---- RECORDS SUPPLIED

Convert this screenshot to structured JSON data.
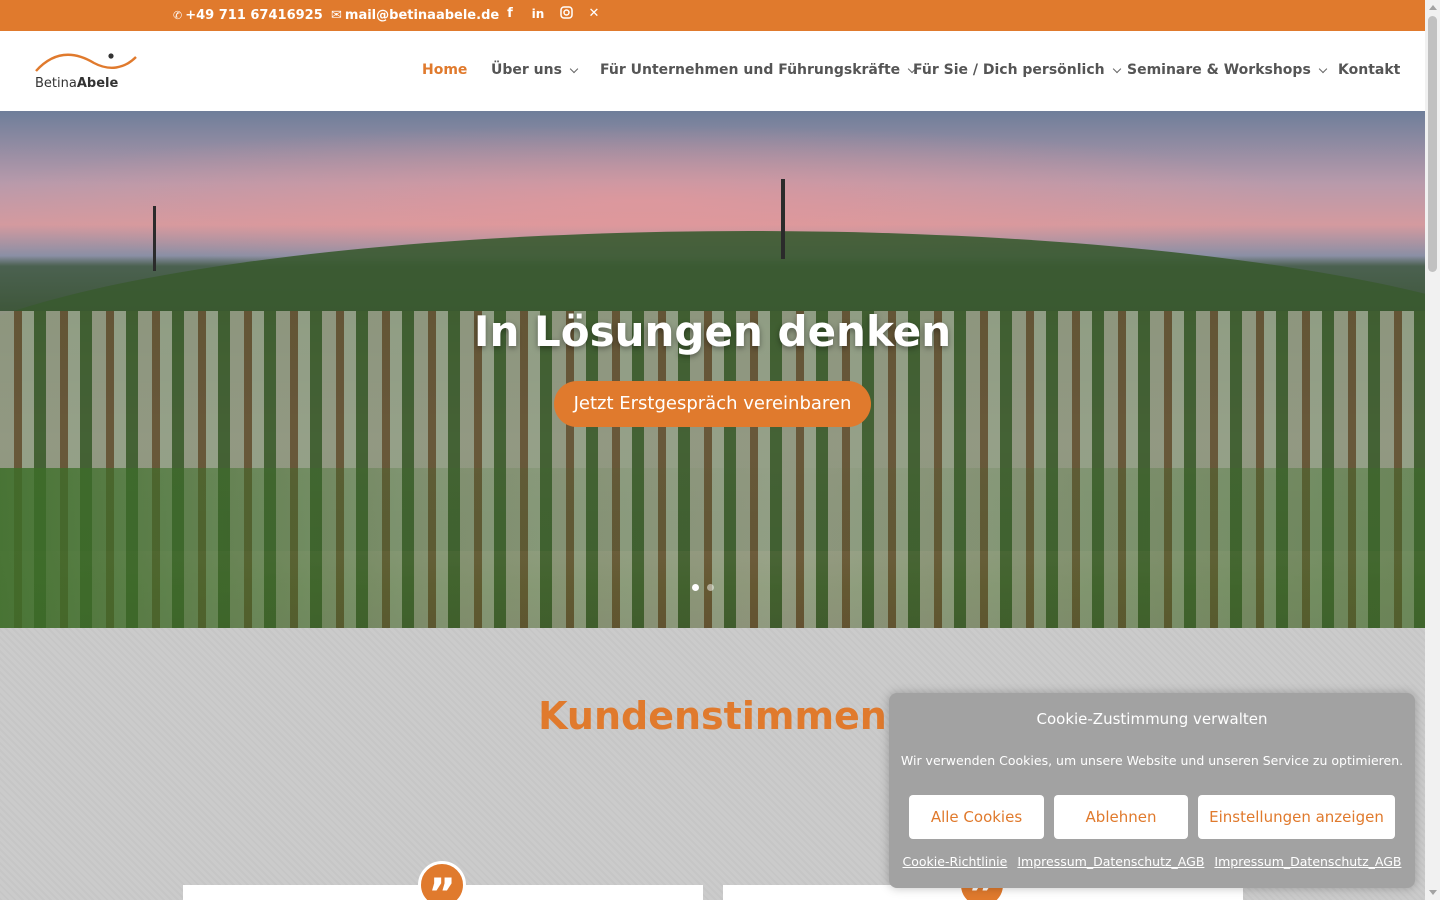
{
  "topbar": {
    "phone": "+49 711 67416925",
    "email": "mail@betinaabele.de",
    "social": [
      "facebook-icon",
      "linkedin-icon",
      "instagram-icon",
      "xing-icon"
    ]
  },
  "logo": {
    "first": "Betina",
    "last": "Abele"
  },
  "nav": {
    "items": [
      {
        "label": "Home",
        "active": true,
        "dropdown": false
      },
      {
        "label": "Über uns",
        "active": false,
        "dropdown": true
      },
      {
        "label": "Für Unternehmen und Führungskräfte",
        "active": false,
        "dropdown": true
      },
      {
        "label": "Für Sie / Dich persönlich",
        "active": false,
        "dropdown": true
      },
      {
        "label": "Seminare & Workshops",
        "active": false,
        "dropdown": true
      },
      {
        "label": "Kontakt",
        "active": false,
        "dropdown": false
      }
    ]
  },
  "hero": {
    "title": "In Lösungen denken",
    "cta": "Jetzt Erstgespräch vereinbaren",
    "slide_count": 2,
    "active_slide": 1
  },
  "testimonials": {
    "title": "Kundenstimmen"
  },
  "cookie": {
    "title": "Cookie-Zustimmung verwalten",
    "text": "Wir verwenden Cookies, um unsere Website und unseren Service zu optimieren.",
    "accept_label": "Alle Cookies",
    "deny_label": "Ablehnen",
    "settings_label": "Einstellungen anzeigen",
    "links": [
      "Cookie-Richtlinie",
      "Impressum_Datenschutz_AGB",
      "Impressum_Datenschutz_AGB"
    ]
  },
  "colors": {
    "accent": "#e07a2d",
    "nav_text": "#555555",
    "section_bg": "#c9c9c9",
    "cookie_bg": "#a2a2a2"
  }
}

--------

PROBLEM DETAILS:
Reproduce every line above as written, skipping pictures.

WRITTEN RESPONSE:
Convert this screenshot to structured JSON data.
{
  "topbar": {
    "phone": "+49 711 67416925",
    "email": "mail@betinaabele.de",
    "social": [
      "facebook-icon",
      "linkedin-icon",
      "instagram-icon",
      "xing-icon"
    ]
  },
  "logo": {
    "first": "Betina",
    "last": "Abele"
  },
  "nav": {
    "items": [
      {
        "label": "Home",
        "active": true,
        "dropdown": false
      },
      {
        "label": "Über uns",
        "active": false,
        "dropdown": true
      },
      {
        "label": "Für Unternehmen und Führungskräfte",
        "active": false,
        "dropdown": true
      },
      {
        "label": "Für Sie / Dich persönlich",
        "active": false,
        "dropdown": true
      },
      {
        "label": "Seminare & Workshops",
        "active": false,
        "dropdown": true
      },
      {
        "label": "Kontakt",
        "active": false,
        "dropdown": false
      }
    ]
  },
  "hero": {
    "title": "In Lösungen denken",
    "cta": "Jetzt Erstgespräch vereinbaren",
    "slide_count": 2,
    "active_slide": 1
  },
  "testimonials": {
    "title": "Kundenstimmen"
  },
  "cookie": {
    "title": "Cookie-Zustimmung verwalten",
    "text": "Wir verwenden Cookies, um unsere Website und unseren Service zu optimieren.",
    "accept_label": "Alle Cookies",
    "deny_label": "Ablehnen",
    "settings_label": "Einstellungen anzeigen",
    "links": [
      "Cookie-Richtlinie",
      "Impressum_Datenschutz_AGB",
      "Impressum_Datenschutz_AGB"
    ]
  },
  "colors": {
    "accent": "#e07a2d",
    "nav_text": "#555555",
    "section_bg": "#c9c9c9",
    "cookie_bg": "#a2a2a2"
  }
}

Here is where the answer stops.